Supplied information:
════════════════════
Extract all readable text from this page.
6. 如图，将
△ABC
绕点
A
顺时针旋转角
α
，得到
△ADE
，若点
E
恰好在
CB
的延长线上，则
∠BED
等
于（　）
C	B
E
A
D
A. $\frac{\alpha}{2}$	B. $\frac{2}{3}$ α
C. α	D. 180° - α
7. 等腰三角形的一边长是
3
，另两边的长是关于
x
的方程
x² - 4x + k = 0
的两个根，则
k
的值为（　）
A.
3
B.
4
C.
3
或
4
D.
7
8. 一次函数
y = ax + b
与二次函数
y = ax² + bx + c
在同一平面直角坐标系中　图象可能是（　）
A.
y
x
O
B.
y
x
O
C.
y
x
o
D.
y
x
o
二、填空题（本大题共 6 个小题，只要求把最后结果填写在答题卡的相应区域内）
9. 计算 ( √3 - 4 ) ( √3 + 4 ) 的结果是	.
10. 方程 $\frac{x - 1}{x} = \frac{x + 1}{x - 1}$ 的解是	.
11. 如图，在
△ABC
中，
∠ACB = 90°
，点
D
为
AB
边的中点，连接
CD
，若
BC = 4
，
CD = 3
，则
════════════════════
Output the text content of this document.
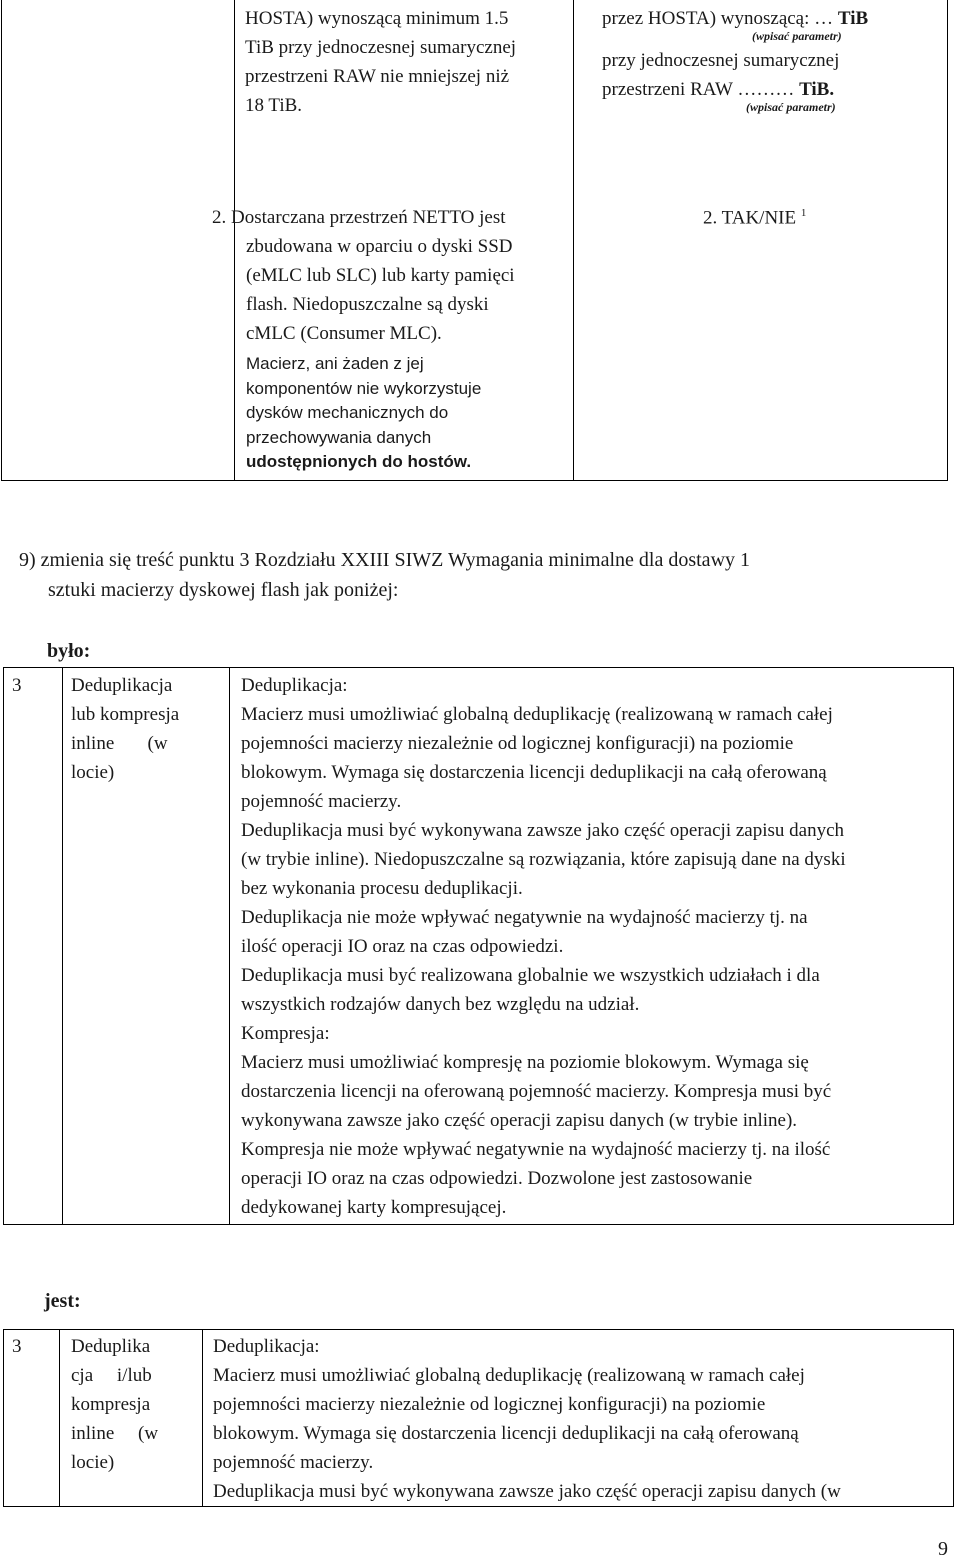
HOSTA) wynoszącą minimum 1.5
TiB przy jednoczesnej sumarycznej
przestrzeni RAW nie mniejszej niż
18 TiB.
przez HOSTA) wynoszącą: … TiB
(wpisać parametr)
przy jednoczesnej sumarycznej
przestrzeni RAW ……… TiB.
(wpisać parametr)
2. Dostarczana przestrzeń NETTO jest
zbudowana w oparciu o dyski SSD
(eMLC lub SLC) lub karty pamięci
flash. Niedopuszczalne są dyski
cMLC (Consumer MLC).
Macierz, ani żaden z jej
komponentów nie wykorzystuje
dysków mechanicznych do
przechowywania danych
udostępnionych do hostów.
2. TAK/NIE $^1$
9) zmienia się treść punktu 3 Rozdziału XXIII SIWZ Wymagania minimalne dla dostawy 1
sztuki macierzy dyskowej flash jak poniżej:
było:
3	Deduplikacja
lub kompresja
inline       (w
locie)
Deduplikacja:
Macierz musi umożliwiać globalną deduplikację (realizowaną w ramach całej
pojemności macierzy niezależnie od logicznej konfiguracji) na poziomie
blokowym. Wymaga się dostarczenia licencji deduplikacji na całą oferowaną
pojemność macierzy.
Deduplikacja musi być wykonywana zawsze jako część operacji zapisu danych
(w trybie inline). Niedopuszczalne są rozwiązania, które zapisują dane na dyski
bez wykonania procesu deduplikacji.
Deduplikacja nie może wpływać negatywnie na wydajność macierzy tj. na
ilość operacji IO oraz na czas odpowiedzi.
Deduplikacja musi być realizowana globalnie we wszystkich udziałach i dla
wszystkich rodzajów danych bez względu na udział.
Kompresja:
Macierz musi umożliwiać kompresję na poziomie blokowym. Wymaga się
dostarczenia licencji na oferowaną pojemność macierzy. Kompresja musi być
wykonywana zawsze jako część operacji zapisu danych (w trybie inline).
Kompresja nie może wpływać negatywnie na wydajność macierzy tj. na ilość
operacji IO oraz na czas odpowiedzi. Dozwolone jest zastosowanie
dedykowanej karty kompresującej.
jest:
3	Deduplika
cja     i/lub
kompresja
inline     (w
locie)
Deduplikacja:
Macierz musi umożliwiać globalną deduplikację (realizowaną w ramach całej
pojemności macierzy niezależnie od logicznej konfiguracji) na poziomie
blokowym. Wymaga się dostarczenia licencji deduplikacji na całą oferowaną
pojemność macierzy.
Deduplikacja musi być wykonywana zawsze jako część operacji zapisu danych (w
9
════════════════════
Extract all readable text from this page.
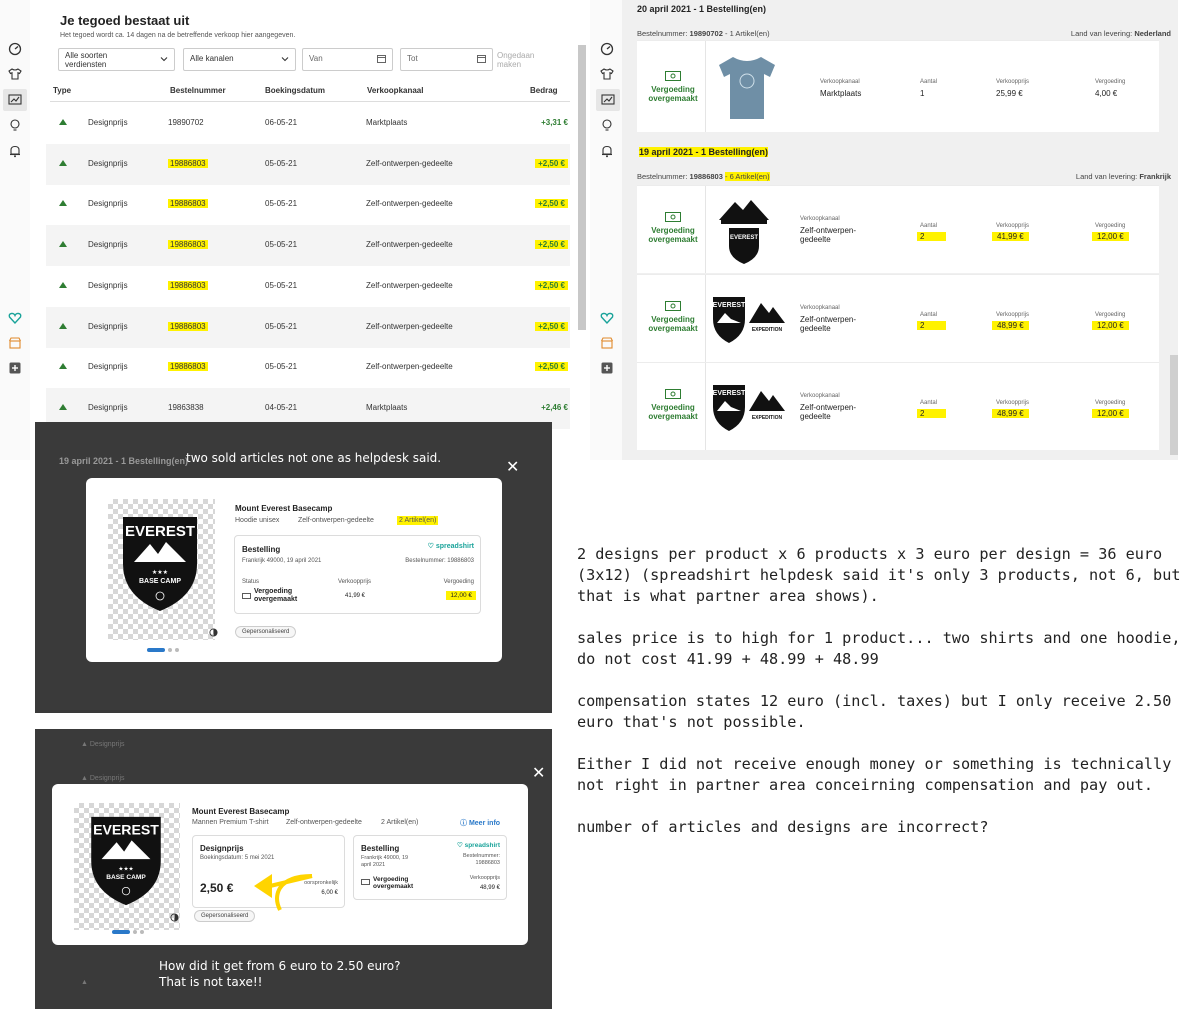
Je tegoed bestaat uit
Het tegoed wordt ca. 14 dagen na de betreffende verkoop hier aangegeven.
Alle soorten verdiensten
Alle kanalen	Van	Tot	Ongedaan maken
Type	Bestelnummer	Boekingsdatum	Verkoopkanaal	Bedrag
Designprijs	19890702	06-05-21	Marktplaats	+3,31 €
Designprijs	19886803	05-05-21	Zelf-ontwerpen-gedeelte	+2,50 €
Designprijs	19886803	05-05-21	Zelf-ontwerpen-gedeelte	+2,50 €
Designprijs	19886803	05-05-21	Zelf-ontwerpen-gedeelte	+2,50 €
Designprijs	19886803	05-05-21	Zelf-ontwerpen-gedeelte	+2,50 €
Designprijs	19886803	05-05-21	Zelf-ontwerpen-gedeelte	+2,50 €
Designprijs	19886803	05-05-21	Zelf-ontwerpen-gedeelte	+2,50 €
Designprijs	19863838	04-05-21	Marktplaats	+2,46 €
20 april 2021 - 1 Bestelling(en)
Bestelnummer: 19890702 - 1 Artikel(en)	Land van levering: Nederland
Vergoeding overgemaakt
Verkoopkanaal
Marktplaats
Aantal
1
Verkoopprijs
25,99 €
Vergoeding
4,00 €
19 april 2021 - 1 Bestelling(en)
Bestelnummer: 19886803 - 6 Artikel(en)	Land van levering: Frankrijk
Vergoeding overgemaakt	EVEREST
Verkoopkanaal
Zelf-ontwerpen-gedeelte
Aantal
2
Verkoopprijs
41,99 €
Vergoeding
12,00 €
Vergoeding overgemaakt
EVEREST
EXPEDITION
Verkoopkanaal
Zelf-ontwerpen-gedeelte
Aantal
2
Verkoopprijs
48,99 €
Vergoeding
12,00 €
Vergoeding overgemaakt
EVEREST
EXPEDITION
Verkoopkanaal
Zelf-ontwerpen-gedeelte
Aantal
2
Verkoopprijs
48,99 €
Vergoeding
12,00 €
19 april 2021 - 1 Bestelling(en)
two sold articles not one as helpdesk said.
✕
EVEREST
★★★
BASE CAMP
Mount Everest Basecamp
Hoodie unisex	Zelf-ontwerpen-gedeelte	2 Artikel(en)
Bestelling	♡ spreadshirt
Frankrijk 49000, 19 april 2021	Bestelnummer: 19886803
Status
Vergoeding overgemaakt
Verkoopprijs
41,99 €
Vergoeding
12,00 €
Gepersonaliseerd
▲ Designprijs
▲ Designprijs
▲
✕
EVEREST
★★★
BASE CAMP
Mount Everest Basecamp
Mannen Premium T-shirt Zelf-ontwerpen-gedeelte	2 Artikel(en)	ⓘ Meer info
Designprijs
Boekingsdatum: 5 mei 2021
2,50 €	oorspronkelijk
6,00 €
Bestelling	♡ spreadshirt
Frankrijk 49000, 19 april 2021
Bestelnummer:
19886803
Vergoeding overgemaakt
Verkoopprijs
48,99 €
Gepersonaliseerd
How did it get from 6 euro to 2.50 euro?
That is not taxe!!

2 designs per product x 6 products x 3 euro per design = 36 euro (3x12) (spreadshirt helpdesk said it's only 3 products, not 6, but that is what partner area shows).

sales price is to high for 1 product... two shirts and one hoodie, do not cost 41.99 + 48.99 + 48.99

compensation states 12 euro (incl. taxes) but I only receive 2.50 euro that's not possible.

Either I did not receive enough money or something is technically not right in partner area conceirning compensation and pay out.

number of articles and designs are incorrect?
════════════════════
Work through the listing above and report how many lines include the string "Land", with no other text.

2